- **Task description**:
Look below and pull out each line with the word "main".

* Begin Extracted records *

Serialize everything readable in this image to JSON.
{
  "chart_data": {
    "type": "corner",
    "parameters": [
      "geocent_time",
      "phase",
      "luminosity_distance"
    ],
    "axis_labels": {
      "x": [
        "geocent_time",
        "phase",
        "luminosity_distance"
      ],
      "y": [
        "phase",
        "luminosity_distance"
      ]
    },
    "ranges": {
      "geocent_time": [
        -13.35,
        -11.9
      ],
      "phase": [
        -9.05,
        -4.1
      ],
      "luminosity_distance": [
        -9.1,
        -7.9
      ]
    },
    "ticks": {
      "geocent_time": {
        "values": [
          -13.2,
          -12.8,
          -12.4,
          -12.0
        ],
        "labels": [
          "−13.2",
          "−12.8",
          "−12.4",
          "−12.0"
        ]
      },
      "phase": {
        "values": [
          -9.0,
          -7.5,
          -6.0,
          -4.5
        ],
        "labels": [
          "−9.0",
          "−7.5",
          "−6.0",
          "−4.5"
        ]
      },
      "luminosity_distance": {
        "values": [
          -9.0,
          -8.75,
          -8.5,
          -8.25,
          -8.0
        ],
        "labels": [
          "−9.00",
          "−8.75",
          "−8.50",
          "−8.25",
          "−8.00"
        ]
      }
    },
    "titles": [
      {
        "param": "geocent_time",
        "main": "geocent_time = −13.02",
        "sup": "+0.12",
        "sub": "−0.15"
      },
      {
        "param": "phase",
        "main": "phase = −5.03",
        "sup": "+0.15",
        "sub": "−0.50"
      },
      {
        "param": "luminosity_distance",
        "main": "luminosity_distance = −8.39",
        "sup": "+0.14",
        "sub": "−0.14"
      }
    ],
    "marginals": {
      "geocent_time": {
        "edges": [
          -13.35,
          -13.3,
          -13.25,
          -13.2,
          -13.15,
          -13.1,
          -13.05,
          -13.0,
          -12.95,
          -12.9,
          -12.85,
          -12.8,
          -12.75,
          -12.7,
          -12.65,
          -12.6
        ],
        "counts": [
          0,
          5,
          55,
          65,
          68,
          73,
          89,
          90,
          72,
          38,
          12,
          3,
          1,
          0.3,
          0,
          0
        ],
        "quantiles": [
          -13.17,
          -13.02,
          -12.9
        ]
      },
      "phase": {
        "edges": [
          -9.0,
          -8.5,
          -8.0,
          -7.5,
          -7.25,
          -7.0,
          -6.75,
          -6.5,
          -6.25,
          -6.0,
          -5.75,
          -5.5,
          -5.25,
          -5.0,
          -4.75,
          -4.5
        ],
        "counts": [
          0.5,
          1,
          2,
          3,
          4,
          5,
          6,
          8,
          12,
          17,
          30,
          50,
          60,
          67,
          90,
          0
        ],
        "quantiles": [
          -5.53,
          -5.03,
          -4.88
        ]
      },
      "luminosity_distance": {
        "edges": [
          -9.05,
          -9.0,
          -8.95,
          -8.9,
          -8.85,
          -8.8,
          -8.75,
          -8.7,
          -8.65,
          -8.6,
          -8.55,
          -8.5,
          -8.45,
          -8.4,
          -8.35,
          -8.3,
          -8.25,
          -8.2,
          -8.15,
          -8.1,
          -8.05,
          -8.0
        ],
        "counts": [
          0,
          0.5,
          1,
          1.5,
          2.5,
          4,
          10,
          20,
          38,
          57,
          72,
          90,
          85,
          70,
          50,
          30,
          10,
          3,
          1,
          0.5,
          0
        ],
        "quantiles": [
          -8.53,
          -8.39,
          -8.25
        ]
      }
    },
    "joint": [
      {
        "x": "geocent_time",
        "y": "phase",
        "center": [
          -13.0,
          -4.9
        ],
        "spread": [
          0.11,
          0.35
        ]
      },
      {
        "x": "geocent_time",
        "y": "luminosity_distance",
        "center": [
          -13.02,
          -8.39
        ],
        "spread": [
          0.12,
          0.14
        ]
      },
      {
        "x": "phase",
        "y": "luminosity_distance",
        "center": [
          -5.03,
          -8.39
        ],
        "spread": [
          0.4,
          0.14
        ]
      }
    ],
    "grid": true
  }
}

* End Extracted records *

- **Solution to this task**:
        "main": "geocent_time = −13.02",
        "main": "phase = −5.03",
        "main": "luminosity_distance = −8.39",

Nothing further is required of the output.